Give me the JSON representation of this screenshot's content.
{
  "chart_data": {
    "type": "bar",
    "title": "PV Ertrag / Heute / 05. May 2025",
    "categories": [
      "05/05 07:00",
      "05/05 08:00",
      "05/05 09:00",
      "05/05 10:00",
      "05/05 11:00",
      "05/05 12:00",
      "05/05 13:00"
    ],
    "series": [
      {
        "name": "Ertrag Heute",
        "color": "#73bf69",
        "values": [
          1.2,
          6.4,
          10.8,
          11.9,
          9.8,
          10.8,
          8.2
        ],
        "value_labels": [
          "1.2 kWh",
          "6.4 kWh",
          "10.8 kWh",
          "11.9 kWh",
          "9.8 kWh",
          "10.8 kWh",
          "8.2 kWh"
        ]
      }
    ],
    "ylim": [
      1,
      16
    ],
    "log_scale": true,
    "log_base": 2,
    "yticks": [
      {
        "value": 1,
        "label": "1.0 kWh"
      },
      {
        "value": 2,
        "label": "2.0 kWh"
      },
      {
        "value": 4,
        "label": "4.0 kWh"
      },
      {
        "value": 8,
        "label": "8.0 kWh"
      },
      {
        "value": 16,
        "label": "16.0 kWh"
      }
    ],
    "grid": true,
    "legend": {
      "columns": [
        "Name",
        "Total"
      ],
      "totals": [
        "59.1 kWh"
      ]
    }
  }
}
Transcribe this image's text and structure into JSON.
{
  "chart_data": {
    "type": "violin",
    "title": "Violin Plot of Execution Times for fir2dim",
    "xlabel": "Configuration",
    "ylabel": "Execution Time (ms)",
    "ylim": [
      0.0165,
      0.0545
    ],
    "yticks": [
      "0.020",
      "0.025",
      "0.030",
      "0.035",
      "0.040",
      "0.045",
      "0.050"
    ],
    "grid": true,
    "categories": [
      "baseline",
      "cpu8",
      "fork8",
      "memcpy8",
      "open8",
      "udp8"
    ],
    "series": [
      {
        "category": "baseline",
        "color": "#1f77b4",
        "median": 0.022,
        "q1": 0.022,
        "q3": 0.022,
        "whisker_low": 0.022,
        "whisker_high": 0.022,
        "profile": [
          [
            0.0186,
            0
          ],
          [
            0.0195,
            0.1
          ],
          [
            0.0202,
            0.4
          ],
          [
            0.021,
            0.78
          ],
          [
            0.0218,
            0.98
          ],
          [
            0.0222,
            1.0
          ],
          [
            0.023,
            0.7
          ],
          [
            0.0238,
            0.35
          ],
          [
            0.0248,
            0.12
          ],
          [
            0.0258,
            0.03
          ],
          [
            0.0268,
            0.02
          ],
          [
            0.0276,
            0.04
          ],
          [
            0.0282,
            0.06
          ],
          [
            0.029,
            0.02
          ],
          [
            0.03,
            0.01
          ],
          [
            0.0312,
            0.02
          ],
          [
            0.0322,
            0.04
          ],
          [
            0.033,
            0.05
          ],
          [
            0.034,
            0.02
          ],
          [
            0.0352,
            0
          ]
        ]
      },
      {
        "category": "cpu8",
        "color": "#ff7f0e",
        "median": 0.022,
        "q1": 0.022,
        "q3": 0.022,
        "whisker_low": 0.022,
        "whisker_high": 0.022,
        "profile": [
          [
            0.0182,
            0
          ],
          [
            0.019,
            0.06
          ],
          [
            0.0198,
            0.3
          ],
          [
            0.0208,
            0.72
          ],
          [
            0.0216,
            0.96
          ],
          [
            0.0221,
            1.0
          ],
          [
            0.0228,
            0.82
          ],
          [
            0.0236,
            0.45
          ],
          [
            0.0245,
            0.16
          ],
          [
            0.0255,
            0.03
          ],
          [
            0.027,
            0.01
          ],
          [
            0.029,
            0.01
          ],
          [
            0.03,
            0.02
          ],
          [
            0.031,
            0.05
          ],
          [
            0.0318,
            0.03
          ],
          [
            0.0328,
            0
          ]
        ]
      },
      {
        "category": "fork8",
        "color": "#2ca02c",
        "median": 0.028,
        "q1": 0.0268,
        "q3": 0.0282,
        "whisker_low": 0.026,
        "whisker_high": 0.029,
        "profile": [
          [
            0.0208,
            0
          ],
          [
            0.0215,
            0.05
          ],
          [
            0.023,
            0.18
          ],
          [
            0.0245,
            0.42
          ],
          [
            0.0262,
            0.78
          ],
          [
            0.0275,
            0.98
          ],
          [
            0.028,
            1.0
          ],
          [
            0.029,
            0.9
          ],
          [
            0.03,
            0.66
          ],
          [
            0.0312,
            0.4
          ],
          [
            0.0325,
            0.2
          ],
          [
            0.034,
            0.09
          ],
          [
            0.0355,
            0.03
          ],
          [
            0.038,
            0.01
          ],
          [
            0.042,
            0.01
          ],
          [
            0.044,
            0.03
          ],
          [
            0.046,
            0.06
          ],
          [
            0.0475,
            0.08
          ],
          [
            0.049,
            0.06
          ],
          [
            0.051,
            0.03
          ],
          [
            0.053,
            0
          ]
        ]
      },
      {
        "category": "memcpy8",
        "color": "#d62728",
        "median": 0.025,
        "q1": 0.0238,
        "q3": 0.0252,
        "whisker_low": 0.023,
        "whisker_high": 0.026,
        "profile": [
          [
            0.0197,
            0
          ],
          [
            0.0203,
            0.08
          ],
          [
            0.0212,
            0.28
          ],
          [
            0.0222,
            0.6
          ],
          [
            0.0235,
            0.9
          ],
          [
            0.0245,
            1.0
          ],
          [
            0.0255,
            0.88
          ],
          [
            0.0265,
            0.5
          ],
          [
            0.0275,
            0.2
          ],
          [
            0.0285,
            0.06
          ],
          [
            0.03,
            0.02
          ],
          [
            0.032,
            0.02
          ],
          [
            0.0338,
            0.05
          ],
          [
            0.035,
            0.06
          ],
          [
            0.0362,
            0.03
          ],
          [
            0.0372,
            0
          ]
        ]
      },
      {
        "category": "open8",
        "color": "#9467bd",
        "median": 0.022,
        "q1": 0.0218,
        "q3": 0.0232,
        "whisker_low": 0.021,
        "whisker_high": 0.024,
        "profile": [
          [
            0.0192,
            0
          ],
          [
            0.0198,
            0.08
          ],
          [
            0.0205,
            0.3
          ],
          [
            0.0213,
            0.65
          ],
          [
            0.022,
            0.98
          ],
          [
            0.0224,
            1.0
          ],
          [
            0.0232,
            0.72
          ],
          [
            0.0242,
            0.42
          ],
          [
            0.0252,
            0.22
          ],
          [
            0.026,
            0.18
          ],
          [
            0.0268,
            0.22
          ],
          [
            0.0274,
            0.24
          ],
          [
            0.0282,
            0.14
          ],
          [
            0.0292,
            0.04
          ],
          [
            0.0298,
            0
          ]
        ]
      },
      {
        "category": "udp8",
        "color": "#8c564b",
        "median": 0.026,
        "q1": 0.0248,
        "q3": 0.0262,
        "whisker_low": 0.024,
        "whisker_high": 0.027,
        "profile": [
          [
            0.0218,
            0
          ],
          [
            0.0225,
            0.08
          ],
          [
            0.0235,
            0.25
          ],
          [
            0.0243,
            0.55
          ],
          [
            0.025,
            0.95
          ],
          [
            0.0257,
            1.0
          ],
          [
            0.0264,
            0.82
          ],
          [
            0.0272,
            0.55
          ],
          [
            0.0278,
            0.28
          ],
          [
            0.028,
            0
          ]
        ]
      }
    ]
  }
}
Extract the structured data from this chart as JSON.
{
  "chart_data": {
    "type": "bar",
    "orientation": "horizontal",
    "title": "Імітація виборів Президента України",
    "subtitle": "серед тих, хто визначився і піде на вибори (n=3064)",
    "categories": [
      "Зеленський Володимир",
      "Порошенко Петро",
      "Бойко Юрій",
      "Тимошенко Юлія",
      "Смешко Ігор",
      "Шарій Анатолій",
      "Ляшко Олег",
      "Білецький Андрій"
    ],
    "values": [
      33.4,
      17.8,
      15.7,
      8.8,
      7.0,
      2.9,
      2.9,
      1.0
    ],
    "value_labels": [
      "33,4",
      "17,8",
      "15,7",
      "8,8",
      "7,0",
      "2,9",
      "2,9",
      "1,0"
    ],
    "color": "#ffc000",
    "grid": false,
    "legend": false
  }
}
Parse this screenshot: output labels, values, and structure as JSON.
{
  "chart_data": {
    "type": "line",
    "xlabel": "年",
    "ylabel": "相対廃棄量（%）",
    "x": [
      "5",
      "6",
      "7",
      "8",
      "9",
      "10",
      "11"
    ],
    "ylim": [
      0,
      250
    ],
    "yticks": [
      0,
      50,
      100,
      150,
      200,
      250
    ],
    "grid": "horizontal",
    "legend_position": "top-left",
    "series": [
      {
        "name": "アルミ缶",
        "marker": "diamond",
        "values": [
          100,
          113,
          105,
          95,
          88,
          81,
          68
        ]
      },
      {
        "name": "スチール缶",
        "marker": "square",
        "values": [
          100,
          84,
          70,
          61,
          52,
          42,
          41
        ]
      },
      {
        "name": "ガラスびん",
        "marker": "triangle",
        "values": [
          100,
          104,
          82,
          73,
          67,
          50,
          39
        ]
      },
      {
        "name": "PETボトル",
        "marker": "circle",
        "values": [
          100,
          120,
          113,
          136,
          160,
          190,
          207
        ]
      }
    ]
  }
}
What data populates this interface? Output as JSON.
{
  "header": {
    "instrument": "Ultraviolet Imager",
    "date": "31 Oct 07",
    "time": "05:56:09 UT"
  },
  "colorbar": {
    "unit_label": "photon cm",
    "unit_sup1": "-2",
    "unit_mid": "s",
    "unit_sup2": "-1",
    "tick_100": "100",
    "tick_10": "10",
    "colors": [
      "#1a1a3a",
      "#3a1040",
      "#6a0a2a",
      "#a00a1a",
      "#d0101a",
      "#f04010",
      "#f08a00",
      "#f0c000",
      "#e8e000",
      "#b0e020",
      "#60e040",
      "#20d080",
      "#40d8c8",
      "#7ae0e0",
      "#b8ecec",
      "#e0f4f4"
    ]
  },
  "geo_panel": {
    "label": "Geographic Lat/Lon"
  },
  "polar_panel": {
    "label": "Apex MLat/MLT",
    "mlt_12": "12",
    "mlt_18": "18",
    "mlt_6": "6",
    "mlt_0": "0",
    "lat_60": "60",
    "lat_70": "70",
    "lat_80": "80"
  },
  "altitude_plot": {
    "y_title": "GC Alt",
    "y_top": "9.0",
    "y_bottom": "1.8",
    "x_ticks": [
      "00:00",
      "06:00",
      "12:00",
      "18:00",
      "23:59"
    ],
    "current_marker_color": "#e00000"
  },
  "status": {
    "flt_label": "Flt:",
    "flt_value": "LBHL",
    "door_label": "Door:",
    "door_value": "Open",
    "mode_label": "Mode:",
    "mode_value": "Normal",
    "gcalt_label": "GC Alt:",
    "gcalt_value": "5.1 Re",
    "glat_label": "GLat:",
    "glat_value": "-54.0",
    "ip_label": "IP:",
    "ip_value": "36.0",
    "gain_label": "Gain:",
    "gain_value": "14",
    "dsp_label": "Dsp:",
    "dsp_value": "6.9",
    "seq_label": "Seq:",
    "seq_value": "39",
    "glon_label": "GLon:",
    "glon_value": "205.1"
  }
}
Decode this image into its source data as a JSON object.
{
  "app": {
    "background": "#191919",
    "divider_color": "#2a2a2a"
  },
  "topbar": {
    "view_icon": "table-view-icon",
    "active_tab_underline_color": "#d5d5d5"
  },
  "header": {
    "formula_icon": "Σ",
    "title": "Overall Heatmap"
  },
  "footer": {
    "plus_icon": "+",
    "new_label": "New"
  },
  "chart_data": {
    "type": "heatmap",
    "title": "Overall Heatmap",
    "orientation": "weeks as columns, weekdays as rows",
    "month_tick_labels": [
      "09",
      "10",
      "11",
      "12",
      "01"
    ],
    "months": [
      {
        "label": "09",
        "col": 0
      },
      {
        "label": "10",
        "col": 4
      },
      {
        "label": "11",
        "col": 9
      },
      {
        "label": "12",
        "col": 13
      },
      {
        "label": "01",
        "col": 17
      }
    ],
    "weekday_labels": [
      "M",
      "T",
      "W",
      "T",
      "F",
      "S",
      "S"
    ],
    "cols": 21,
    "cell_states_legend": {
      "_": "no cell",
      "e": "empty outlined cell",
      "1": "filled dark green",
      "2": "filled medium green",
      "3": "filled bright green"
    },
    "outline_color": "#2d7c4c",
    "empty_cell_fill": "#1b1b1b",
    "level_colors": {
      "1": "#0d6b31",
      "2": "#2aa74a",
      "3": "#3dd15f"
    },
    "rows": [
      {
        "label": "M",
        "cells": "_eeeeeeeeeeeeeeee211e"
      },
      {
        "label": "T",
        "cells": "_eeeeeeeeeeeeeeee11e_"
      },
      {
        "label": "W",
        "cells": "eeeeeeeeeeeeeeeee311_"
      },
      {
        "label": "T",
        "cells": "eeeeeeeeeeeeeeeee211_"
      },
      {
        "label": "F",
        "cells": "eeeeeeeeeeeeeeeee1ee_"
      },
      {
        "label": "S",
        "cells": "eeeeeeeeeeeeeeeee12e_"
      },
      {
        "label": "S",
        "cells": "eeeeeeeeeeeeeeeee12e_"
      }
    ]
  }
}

--------------------------------------------------

▶ _Required work_: Go through the records and gather the lines that hold "Heute".

▶ _Answer below_:
    "title": "PV Ertrag / Heute / 05. May 2025",
        "name": "Ertrag Heute",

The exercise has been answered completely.